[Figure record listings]
┄┄┄┄┄┄┄┄┄┄┄┄┄┄┄┄┄┄┄┄

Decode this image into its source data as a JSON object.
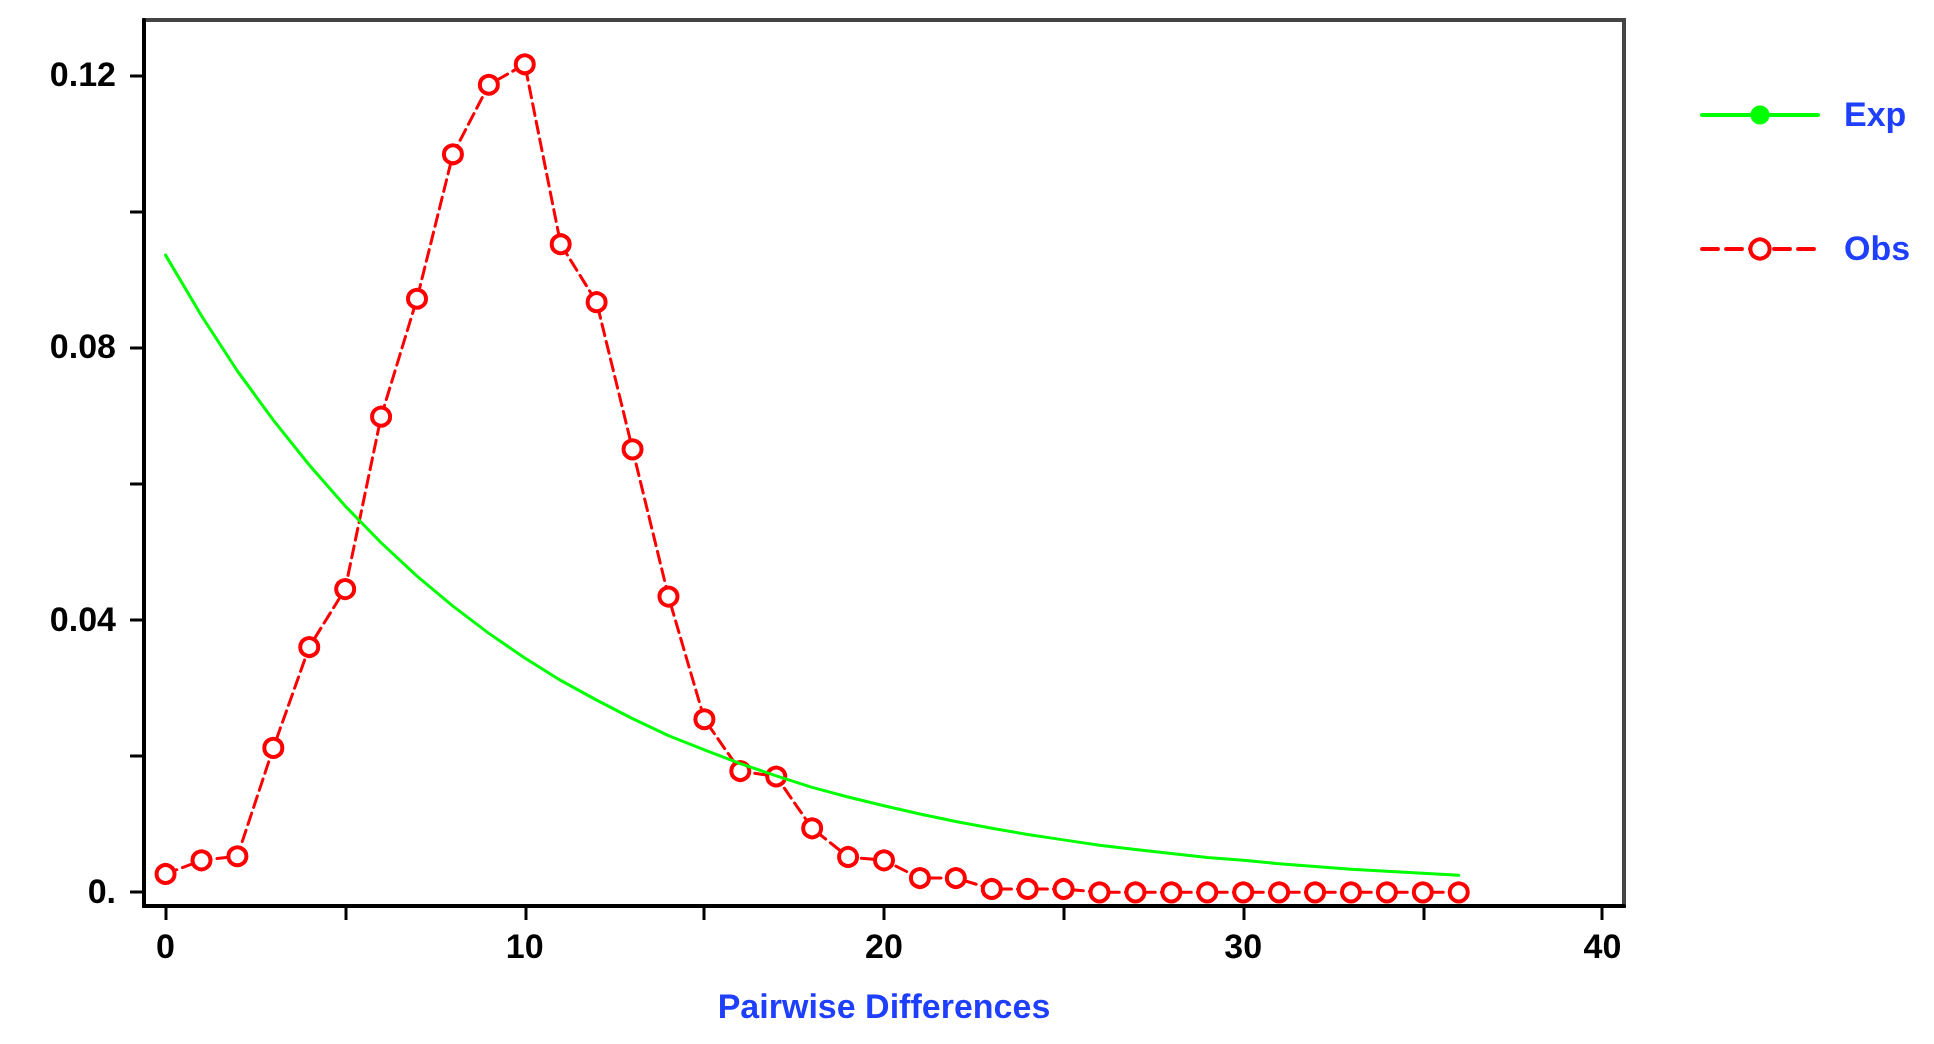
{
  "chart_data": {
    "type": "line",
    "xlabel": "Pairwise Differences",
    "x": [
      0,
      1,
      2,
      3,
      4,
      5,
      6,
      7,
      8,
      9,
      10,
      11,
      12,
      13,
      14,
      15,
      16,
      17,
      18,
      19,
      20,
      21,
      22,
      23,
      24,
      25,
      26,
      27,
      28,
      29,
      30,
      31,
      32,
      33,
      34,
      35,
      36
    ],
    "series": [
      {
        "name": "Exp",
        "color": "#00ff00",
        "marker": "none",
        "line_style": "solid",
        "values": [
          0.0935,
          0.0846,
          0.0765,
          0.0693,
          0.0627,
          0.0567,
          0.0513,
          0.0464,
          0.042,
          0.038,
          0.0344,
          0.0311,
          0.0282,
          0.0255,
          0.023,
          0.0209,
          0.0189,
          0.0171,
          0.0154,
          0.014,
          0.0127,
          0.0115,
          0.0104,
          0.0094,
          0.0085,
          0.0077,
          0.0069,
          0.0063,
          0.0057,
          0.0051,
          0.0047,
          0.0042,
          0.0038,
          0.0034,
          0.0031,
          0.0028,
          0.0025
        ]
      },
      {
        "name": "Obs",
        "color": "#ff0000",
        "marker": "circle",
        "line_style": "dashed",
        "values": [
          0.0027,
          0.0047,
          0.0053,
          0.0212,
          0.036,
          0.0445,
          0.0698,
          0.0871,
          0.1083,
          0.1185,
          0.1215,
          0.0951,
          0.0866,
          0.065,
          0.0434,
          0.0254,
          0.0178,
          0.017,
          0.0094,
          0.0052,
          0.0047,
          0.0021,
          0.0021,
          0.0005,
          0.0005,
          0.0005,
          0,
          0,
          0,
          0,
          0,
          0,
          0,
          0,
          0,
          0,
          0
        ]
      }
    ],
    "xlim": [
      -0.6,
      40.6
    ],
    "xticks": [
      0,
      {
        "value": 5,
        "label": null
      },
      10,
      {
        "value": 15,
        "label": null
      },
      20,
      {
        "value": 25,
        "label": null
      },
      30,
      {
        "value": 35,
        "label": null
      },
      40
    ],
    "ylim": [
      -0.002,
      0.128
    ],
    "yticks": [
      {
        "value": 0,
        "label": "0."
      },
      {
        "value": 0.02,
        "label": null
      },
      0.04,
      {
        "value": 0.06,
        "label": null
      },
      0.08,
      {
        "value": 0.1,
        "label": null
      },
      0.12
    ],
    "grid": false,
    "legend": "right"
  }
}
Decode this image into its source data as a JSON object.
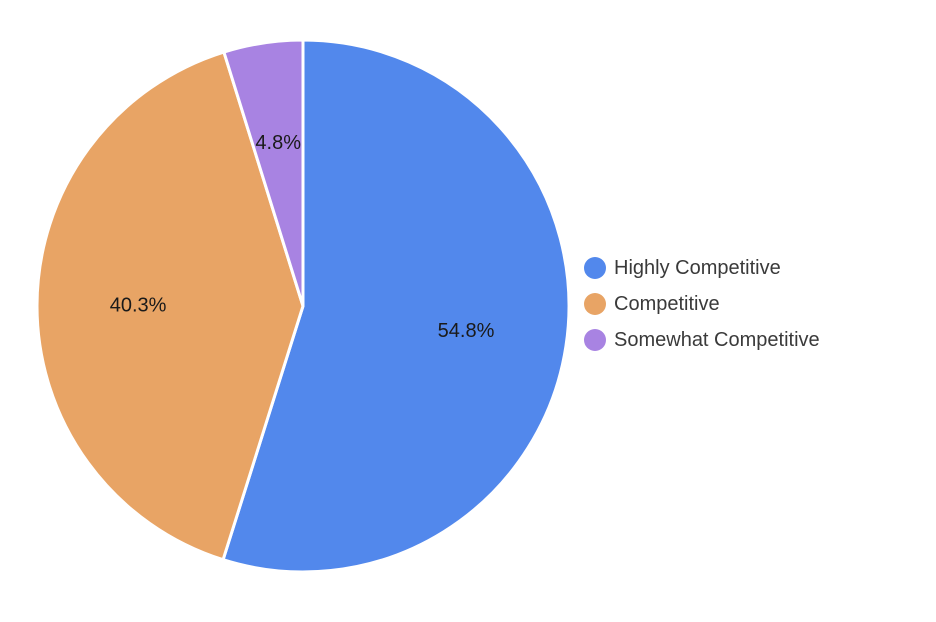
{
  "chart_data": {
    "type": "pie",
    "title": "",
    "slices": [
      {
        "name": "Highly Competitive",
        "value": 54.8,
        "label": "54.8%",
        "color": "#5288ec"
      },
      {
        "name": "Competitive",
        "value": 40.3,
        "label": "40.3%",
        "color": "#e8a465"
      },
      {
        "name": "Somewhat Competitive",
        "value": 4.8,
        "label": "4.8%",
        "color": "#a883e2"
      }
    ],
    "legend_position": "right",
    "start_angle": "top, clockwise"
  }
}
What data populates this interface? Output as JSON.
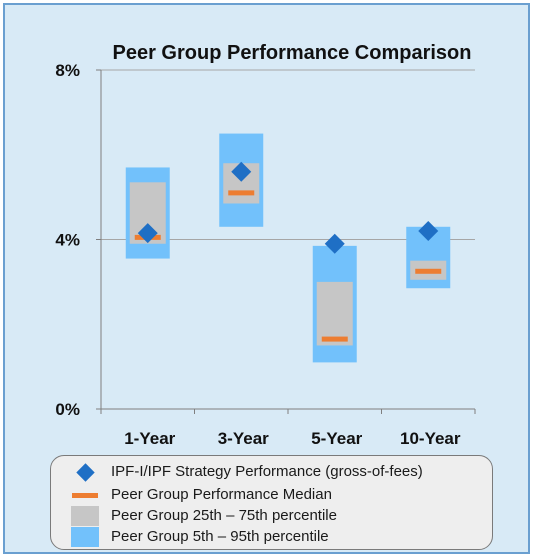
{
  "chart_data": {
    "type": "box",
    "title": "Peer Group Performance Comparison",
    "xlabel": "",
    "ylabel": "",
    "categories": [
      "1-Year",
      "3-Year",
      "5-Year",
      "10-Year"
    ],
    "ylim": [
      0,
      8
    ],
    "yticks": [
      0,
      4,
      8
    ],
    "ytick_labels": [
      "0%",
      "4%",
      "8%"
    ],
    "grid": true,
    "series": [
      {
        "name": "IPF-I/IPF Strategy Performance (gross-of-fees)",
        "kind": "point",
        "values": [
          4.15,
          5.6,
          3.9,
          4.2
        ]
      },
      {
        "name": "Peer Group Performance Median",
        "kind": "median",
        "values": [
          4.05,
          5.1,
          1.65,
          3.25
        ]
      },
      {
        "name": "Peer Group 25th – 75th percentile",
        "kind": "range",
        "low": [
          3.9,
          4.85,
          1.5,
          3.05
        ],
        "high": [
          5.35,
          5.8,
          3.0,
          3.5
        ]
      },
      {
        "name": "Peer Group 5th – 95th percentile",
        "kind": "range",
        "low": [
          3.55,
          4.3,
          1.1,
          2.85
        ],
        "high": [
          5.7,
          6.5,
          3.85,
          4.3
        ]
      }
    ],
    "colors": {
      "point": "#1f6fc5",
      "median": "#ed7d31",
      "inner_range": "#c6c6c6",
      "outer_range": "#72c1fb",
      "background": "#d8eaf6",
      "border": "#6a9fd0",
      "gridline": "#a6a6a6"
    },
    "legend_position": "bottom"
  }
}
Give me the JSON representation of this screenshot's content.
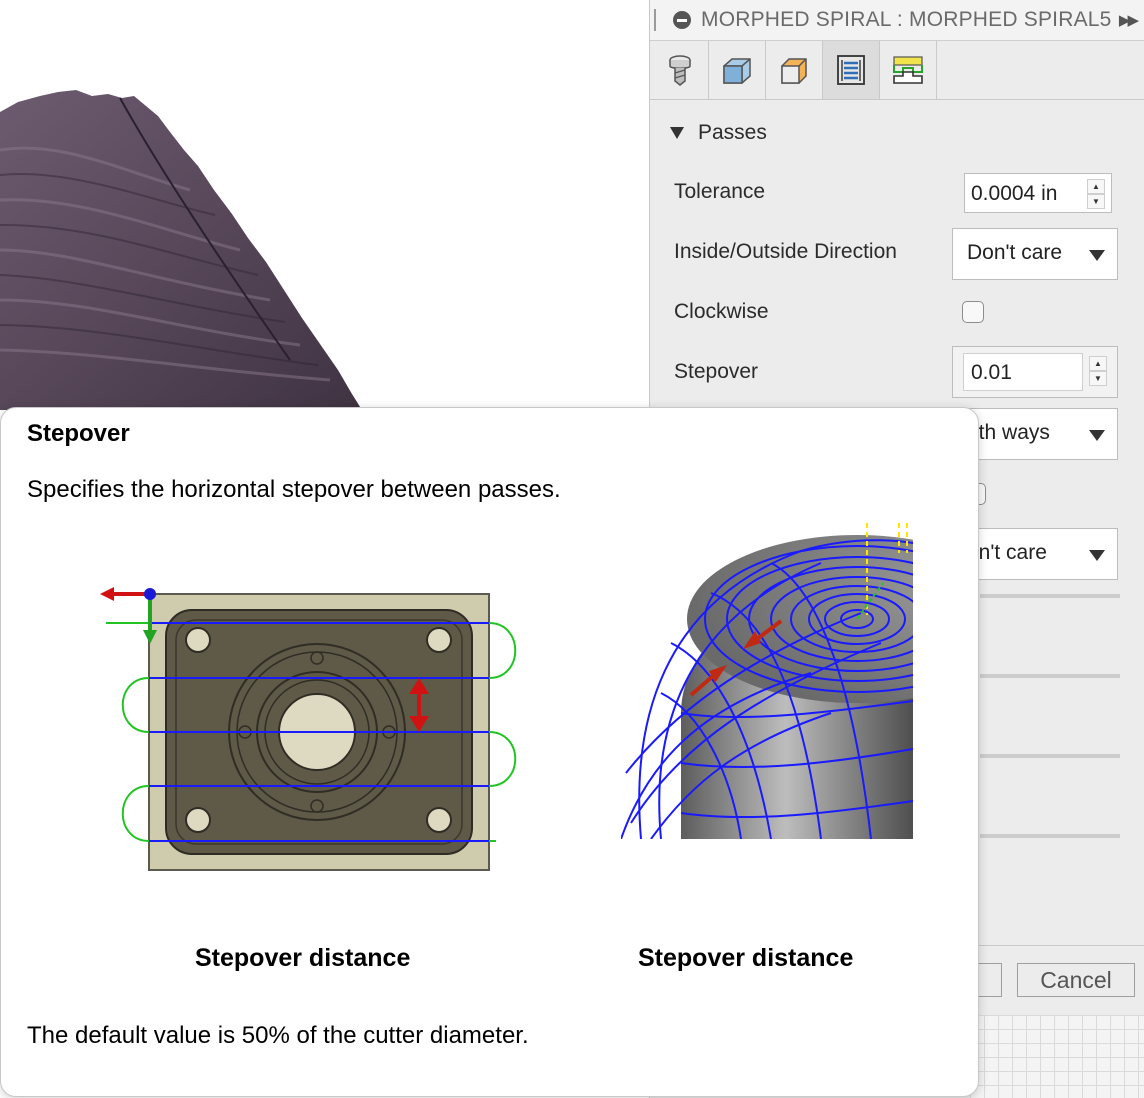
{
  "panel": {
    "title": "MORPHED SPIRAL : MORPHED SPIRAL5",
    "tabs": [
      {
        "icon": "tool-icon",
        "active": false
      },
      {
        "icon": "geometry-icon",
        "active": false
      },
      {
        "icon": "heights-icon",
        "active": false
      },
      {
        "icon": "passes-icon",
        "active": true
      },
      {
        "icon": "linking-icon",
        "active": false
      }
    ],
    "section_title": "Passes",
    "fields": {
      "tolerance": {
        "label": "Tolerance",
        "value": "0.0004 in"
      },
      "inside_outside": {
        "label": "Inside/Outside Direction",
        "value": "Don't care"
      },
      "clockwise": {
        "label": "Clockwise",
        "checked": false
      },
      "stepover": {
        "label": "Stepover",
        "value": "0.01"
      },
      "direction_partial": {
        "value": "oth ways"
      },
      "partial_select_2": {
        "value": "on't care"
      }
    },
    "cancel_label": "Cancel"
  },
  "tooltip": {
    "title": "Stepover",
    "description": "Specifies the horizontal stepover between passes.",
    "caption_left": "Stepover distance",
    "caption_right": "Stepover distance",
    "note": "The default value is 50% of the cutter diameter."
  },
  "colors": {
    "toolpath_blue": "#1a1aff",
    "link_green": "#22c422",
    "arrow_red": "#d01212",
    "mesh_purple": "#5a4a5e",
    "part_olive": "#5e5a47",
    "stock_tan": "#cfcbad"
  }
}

┄┄┄┄┄┄┄┄┄┄┄┄┄┄┄┄┄┄┄┄

* [Requirement]:
Make an exact copy of the records above, with the pictures left out.

* [Solution for this problem]:
Decode this image into its source data as a JSON object.
{
  "chart_data": {
    "type": "line",
    "xlabel": "Pairwise Differences",
    "x": [
      0,
      1,
      2,
      3,
      4,
      5,
      6,
      7,
      8,
      9,
      10,
      11,
      12,
      13,
      14,
      15,
      16,
      17,
      18,
      19,
      20,
      21,
      22,
      23,
      24,
      25,
      26,
      27,
      28,
      29,
      30,
      31,
      32,
      33,
      34,
      35,
      36
    ],
    "series": [
      {
        "name": "Exp",
        "color": "#00ff00",
        "marker": "none",
        "line_style": "solid",
        "values": [
          0.0935,
          0.0846,
          0.0765,
          0.0693,
          0.0627,
          0.0567,
          0.0513,
          0.0464,
          0.042,
          0.038,
          0.0344,
          0.0311,
          0.0282,
          0.0255,
          0.023,
          0.0209,
          0.0189,
          0.0171,
          0.0154,
          0.014,
          0.0127,
          0.0115,
          0.0104,
          0.0094,
          0.0085,
          0.0077,
          0.0069,
          0.0063,
          0.0057,
          0.0051,
          0.0047,
          0.0042,
          0.0038,
          0.0034,
          0.0031,
          0.0028,
          0.0025
        ]
      },
      {
        "name": "Obs",
        "color": "#ff0000",
        "marker": "circle",
        "line_style": "dashed",
        "values": [
          0.0027,
          0.0047,
          0.0053,
          0.0212,
          0.036,
          0.0445,
          0.0698,
          0.0871,
          0.1083,
          0.1185,
          0.1215,
          0.0951,
          0.0866,
          0.065,
          0.0434,
          0.0254,
          0.0178,
          0.017,
          0.0094,
          0.0052,
          0.0047,
          0.0021,
          0.0021,
          0.0005,
          0.0005,
          0.0005,
          0,
          0,
          0,
          0,
          0,
          0,
          0,
          0,
          0,
          0,
          0
        ]
      }
    ],
    "xlim": [
      -0.6,
      40.6
    ],
    "xticks": [
      0,
      {
        "value": 5,
        "label": null
      },
      10,
      {
        "value": 15,
        "label": null
      },
      20,
      {
        "value": 25,
        "label": null
      },
      30,
      {
        "value": 35,
        "label": null
      },
      40
    ],
    "ylim": [
      -0.002,
      0.128
    ],
    "yticks": [
      {
        "value": 0,
        "label": "0."
      },
      {
        "value": 0.02,
        "label": null
      },
      0.04,
      {
        "value": 0.06,
        "label": null
      },
      0.08,
      {
        "value": 0.1,
        "label": null
      },
      0.12
    ],
    "grid": false,
    "legend": "right"
  }
}
Decode this image into its source data as a JSON object.
{
  "chart_data": {
    "type": "pie",
    "title": "",
    "slices": [
      {
        "name": "Highly Competitive",
        "value": 54.8,
        "label": "54.8%",
        "color": "#5288ec"
      },
      {
        "name": "Competitive",
        "value": 40.3,
        "label": "40.3%",
        "color": "#e8a465"
      },
      {
        "name": "Somewhat Competitive",
        "value": 4.8,
        "label": "4.8%",
        "color": "#a883e2"
      }
    ],
    "legend_position": "right",
    "start_angle": "top, clockwise"
  }
}
What data populates this interface? Output as JSON.
{
  "chart_data": {
    "type": "box",
    "title": "Peer Group Performance Comparison",
    "xlabel": "",
    "ylabel": "",
    "categories": [
      "1-Year",
      "3-Year",
      "5-Year",
      "10-Year"
    ],
    "ylim": [
      0,
      8
    ],
    "yticks": [
      0,
      4,
      8
    ],
    "ytick_labels": [
      "0%",
      "4%",
      "8%"
    ],
    "grid": true,
    "series": [
      {
        "name": "IPF-I/IPF Strategy Performance (gross-of-fees)",
        "kind": "point",
        "values": [
          4.15,
          5.6,
          3.9,
          4.2
        ]
      },
      {
        "name": "Peer Group Performance Median",
        "kind": "median",
        "values": [
          4.05,
          5.1,
          1.65,
          3.25
        ]
      },
      {
        "name": "Peer Group 25th – 75th percentile",
        "kind": "range",
        "low": [
          3.9,
          4.85,
          1.5,
          3.05
        ],
        "high": [
          5.35,
          5.8,
          3.0,
          3.5
        ]
      },
      {
        "name": "Peer Group 5th – 95th percentile",
        "kind": "range",
        "low": [
          3.55,
          4.3,
          1.1,
          2.85
        ],
        "high": [
          5.7,
          6.5,
          3.85,
          4.3
        ]
      }
    ],
    "colors": {
      "point": "#1f6fc5",
      "median": "#ed7d31",
      "inner_range": "#c6c6c6",
      "outer_range": "#72c1fb",
      "background": "#d8eaf6",
      "border": "#6a9fd0",
      "gridline": "#a6a6a6"
    },
    "legend_position": "bottom"
  }
}
Give me the JSON representation of this screenshot's content.
{
  "panel": {
    "title": "MORPHED SPIRAL : MORPHED SPIRAL5",
    "tabs": [
      {
        "icon": "tool-icon",
        "active": false
      },
      {
        "icon": "geometry-icon",
        "active": false
      },
      {
        "icon": "heights-icon",
        "active": false
      },
      {
        "icon": "passes-icon",
        "active": true
      },
      {
        "icon": "linking-icon",
        "active": false
      }
    ],
    "section_title": "Passes",
    "fields": {
      "tolerance": {
        "label": "Tolerance",
        "value": "0.0004 in"
      },
      "inside_outside": {
        "label": "Inside/Outside Direction",
        "value": "Don't care"
      },
      "clockwise": {
        "label": "Clockwise",
        "checked": false
      },
      "stepover": {
        "label": "Stepover",
        "value": "0.01"
      },
      "direction_partial": {
        "value": "oth ways"
      },
      "partial_select_2": {
        "value": "on't care"
      }
    },
    "cancel_label": "Cancel"
  },
  "tooltip": {
    "title": "Stepover",
    "description": "Specifies the horizontal stepover between passes.",
    "caption_left": "Stepover distance",
    "caption_right": "Stepover distance",
    "note": "The default value is 50% of the cutter diameter."
  },
  "colors": {
    "toolpath_blue": "#1a1aff",
    "link_green": "#22c422",
    "arrow_red": "#d01212",
    "mesh_purple": "#5a4a5e",
    "part_olive": "#5e5a47",
    "stock_tan": "#cfcbad"
  }
}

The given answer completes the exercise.